# What to do:
Copy everything in the data below exactly except the pictures.

# Material for the task:
────────
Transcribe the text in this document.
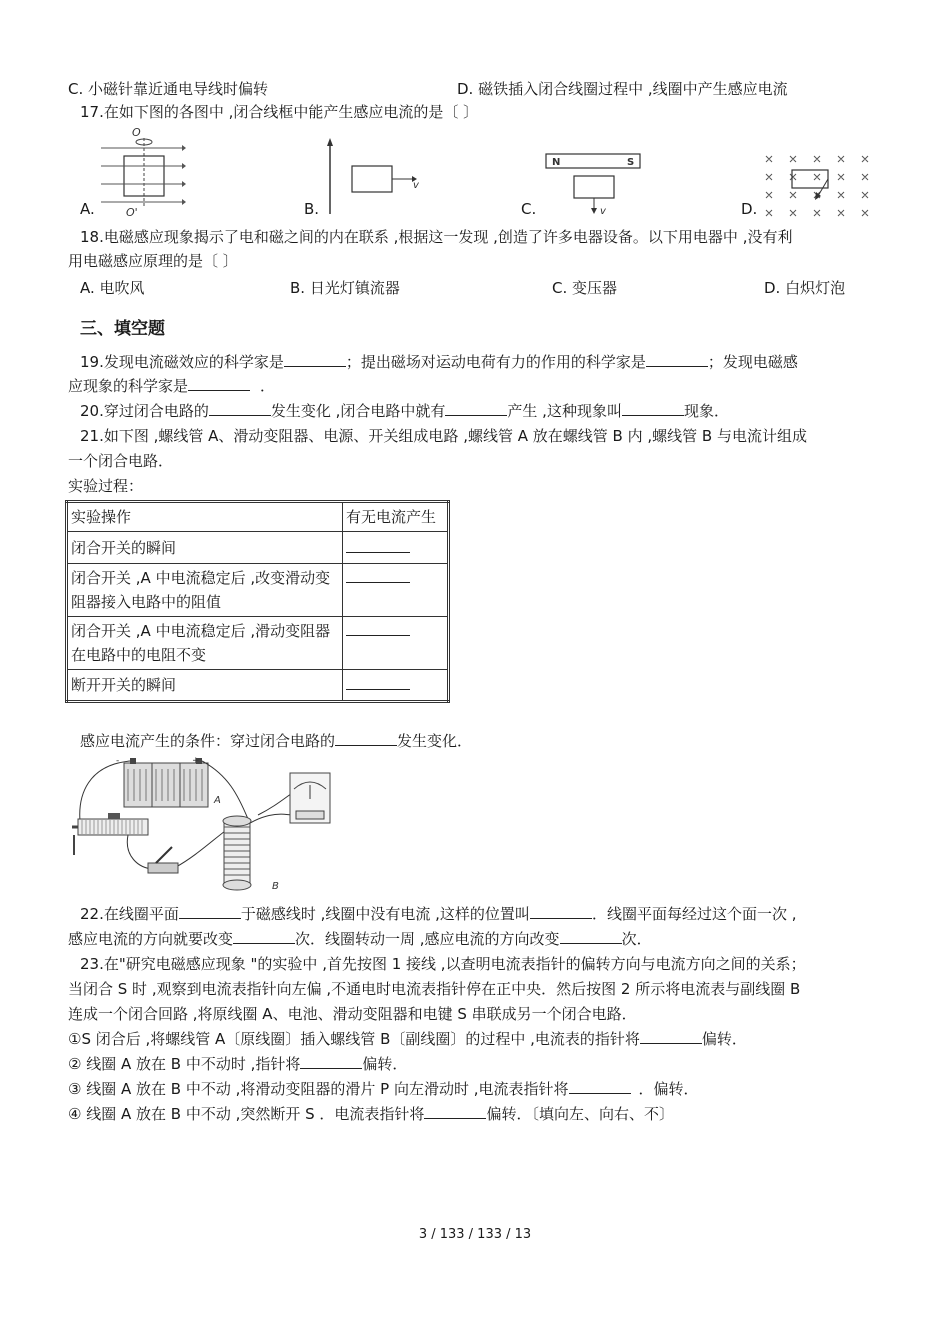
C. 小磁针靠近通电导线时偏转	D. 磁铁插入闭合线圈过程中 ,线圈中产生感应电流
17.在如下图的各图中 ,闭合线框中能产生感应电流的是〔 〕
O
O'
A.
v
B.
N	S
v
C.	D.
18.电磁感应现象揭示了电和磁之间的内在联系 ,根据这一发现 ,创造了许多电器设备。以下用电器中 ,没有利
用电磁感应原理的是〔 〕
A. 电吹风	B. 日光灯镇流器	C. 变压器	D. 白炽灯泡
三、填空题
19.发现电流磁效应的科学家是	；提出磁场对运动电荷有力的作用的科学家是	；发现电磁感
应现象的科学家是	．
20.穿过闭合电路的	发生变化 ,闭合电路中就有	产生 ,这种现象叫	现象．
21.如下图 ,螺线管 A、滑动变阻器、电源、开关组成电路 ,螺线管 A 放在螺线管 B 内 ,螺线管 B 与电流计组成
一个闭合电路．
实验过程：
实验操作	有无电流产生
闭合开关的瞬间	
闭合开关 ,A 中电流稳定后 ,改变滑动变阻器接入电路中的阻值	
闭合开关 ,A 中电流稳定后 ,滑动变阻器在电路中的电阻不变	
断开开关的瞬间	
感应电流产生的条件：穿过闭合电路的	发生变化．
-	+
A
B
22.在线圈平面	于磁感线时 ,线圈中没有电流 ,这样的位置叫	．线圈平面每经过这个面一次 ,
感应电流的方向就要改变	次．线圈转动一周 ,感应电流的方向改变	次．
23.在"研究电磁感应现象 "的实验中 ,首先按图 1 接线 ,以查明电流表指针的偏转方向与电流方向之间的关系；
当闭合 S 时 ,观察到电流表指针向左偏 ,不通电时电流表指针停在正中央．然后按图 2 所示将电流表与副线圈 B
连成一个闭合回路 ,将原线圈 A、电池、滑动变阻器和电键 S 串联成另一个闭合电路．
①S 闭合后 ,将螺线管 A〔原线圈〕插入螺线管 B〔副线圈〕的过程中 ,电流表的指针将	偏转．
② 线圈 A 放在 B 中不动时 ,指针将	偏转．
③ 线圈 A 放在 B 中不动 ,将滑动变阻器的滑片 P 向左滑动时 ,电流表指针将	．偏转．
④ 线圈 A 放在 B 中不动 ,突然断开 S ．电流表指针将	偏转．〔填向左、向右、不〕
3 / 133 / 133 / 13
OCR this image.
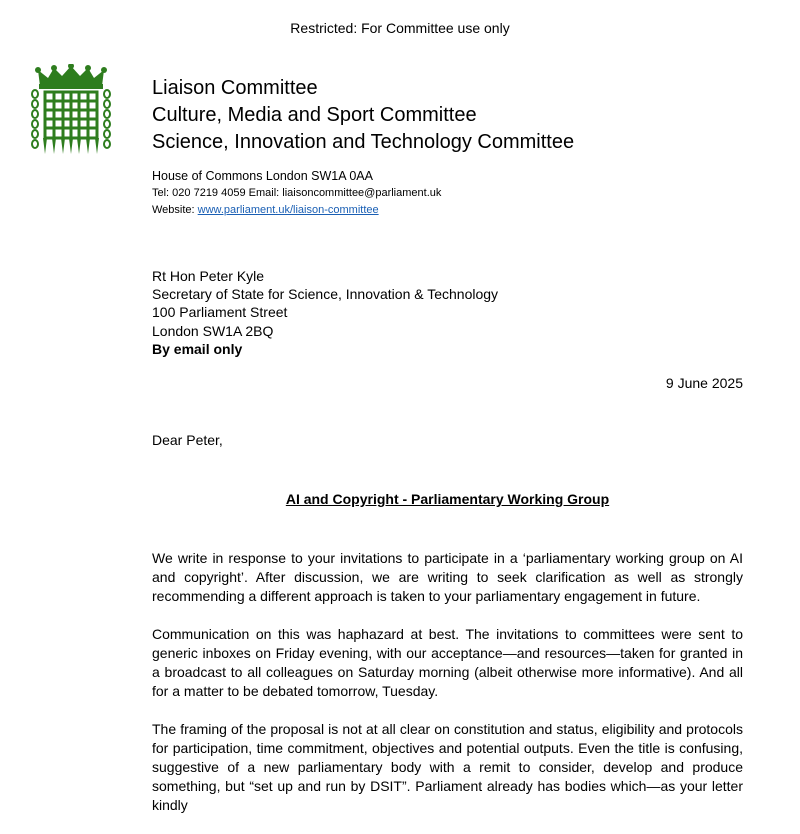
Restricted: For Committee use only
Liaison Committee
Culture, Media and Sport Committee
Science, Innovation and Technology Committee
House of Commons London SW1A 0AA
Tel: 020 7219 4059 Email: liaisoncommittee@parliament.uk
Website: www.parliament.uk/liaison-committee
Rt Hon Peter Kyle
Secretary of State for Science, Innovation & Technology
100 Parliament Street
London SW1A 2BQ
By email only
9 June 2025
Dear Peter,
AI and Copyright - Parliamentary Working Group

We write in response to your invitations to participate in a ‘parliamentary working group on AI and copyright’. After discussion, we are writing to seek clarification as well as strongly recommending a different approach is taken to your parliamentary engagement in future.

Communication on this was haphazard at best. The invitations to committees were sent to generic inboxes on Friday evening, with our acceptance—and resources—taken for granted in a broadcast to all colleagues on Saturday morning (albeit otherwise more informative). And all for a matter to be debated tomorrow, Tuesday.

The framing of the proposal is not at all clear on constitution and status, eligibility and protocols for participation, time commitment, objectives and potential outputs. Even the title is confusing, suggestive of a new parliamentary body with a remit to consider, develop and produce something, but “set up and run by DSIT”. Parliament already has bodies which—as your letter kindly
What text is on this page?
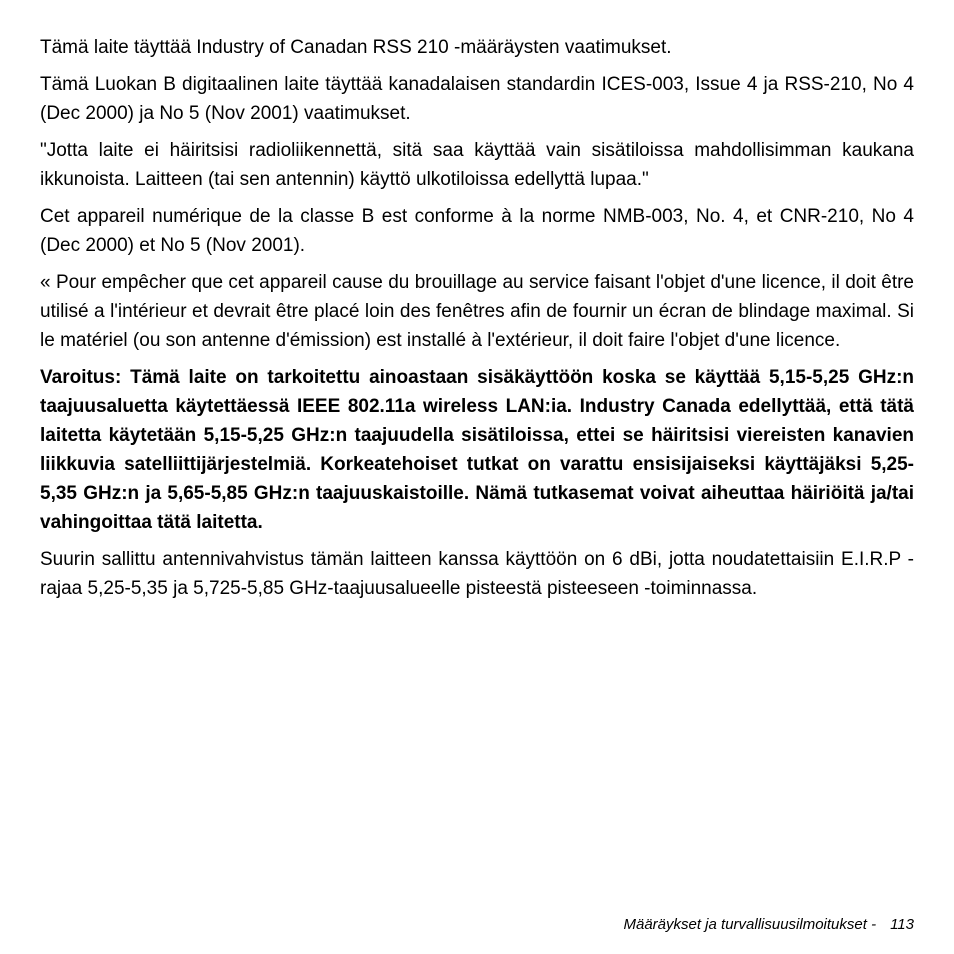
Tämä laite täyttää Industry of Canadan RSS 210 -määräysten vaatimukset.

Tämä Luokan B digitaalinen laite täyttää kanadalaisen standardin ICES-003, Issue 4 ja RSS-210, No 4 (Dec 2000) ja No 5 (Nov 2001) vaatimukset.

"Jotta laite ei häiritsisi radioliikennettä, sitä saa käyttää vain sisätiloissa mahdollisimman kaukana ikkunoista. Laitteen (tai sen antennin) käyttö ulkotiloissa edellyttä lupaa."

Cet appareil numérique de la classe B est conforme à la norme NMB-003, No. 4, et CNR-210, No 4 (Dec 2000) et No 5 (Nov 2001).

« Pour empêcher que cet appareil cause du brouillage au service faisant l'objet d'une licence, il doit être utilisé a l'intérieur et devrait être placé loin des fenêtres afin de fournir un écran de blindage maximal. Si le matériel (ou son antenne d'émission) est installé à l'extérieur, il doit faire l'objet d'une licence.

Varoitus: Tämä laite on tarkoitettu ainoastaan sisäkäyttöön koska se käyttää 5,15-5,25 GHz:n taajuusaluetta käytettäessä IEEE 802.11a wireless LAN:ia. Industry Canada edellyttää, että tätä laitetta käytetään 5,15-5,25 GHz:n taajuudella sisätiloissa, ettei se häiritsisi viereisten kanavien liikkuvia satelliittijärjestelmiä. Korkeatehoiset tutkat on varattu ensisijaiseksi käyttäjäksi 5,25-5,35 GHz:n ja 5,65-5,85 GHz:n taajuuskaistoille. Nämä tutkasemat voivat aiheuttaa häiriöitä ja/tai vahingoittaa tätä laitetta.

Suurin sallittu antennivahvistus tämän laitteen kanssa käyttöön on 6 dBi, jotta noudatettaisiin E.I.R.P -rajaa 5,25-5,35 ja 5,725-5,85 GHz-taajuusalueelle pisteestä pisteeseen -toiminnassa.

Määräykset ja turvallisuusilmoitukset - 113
────────
# Task result:
Transcribe the text in this document.
C. 小磁针靠近通电导线时偏转	D. 磁铁插入闭合线圈过程中 ,线圈中产生感应电流
17.在如下图的各图中 ,闭合线框中能产生感应电流的是〔 〕
O
O'
A.
v
B.
N	S
v
C.	D.
18.电磁感应现象揭示了电和磁之间的内在联系 ,根据这一发现 ,创造了许多电器设备。以下用电器中 ,没有利
用电磁感应原理的是〔 〕
A. 电吹风	B. 日光灯镇流器	C. 变压器	D. 白炽灯泡
三、填空题
19.发现电流磁效应的科学家是	；提出磁场对运动电荷有力的作用的科学家是	；发现电磁感
应现象的科学家是	．
20.穿过闭合电路的	发生变化 ,闭合电路中就有	产生 ,这种现象叫	现象．
21.如下图 ,螺线管 A、滑动变阻器、电源、开关组成电路 ,螺线管 A 放在螺线管 B 内 ,螺线管 B 与电流计组成
一个闭合电路．
实验过程：
实验操作	有无电流产生
闭合开关的瞬间	
闭合开关 ,A 中电流稳定后 ,改变滑动变阻器接入电路中的阻值	
闭合开关 ,A 中电流稳定后 ,滑动变阻器在电路中的电阻不变	
断开开关的瞬间	
感应电流产生的条件：穿过闭合电路的	发生变化．
-	+
A
B
22.在线圈平面	于磁感线时 ,线圈中没有电流 ,这样的位置叫	．线圈平面每经过这个面一次 ,
感应电流的方向就要改变	次．线圈转动一周 ,感应电流的方向改变	次．
23.在"研究电磁感应现象 "的实验中 ,首先按图 1 接线 ,以查明电流表指针的偏转方向与电流方向之间的关系；
当闭合 S 时 ,观察到电流表指针向左偏 ,不通电时电流表指针停在正中央．然后按图 2 所示将电流表与副线圈 B
连成一个闭合回路 ,将原线圈 A、电池、滑动变阻器和电键 S 串联成另一个闭合电路．
①S 闭合后 ,将螺线管 A〔原线圈〕插入螺线管 B〔副线圈〕的过程中 ,电流表的指针将	偏转．
② 线圈 A 放在 B 中不动时 ,指针将	偏转．
③ 线圈 A 放在 B 中不动 ,将滑动变阻器的滑片 P 向左滑动时 ,电流表指针将	．偏转．
④ 线圈 A 放在 B 中不动 ,突然断开 S ．电流表指针将	偏转．〔填向左、向右、不〕
3 / 133 / 133 / 13
OCR this image.
Restricted: For Committee use only
Liaison Committee
Culture, Media and Sport Committee
Science, Innovation and Technology Committee
House of Commons London SW1A 0AA
Tel: 020 7219 4059 Email: liaisoncommittee@parliament.uk
Website: www.parliament.uk/liaison-committee
Rt Hon Peter Kyle
Secretary of State for Science, Innovation & Technology
100 Parliament Street
London SW1A 2BQ
By email only
9 June 2025
Dear Peter,
AI and Copyright - Parliamentary Working Group

We write in response to your invitations to participate in a ‘parliamentary working group on AI and copyright’. After discussion, we are writing to seek clarification as well as strongly recommending a different approach is taken to your parliamentary engagement in future.

Communication on this was haphazard at best. The invitations to committees were sent to generic inboxes on Friday evening, with our acceptance—and resources—taken for granted in a broadcast to all colleagues on Saturday morning (albeit otherwise more informative). And all for a matter to be debated tomorrow, Tuesday.

The framing of the proposal is not at all clear on constitution and status, eligibility and protocols for participation, time commitment, objectives and potential outputs. Even the title is confusing, suggestive of a new parliamentary body with a remit to consider, develop and produce something, but “set up and run by DSIT”. Parliament already has bodies which—as your letter kindly
What text is on this page?
Tämä laite täyttää Industry of Canadan RSS 210 -määräysten vaatimukset.

Tämä Luokan B digitaalinen laite täyttää kanadalaisen standardin ICES-003, Issue 4 ja RSS-210, No 4 (Dec 2000) ja No 5 (Nov 2001) vaatimukset.

"Jotta laite ei häiritsisi radioliikennettä, sitä saa käyttää vain sisätiloissa mahdollisimman kaukana ikkunoista. Laitteen (tai sen antennin) käyttö ulkotiloissa edellyttä lupaa."

Cet appareil numérique de la classe B est conforme à la norme NMB-003, No. 4, et CNR-210, No 4 (Dec 2000) et No 5 (Nov 2001).

« Pour empêcher que cet appareil cause du brouillage au service faisant l'objet d'une licence, il doit être utilisé a l'intérieur et devrait être placé loin des fenêtres afin de fournir un écran de blindage maximal. Si le matériel (ou son antenne d'émission) est installé à l'extérieur, il doit faire l'objet d'une licence.

Varoitus: Tämä laite on tarkoitettu ainoastaan sisäkäyttöön koska se käyttää 5,15-5,25 GHz:n taajuusaluetta käytettäessä IEEE 802.11a wireless LAN:ia. Industry Canada edellyttää, että tätä laitetta käytetään 5,15-5,25 GHz:n taajuudella sisätiloissa, ettei se häiritsisi viereisten kanavien liikkuvia satelliittijärjestelmiä. Korkeatehoiset tutkat on varattu ensisijaiseksi käyttäjäksi 5,25-5,35 GHz:n ja 5,65-5,85 GHz:n taajuuskaistoille. Nämä tutkasemat voivat aiheuttaa häiriöitä ja/tai vahingoittaa tätä laitetta.

Suurin sallittu antennivahvistus tämän laitteen kanssa käyttöön on 6 dBi, jotta noudatettaisiin E.I.R.P -rajaa 5,25-5,35 ja 5,725-5,85 GHz-taajuusalueelle pisteestä pisteeseen -toiminnassa.

Määräykset ja turvallisuusilmoitukset - 113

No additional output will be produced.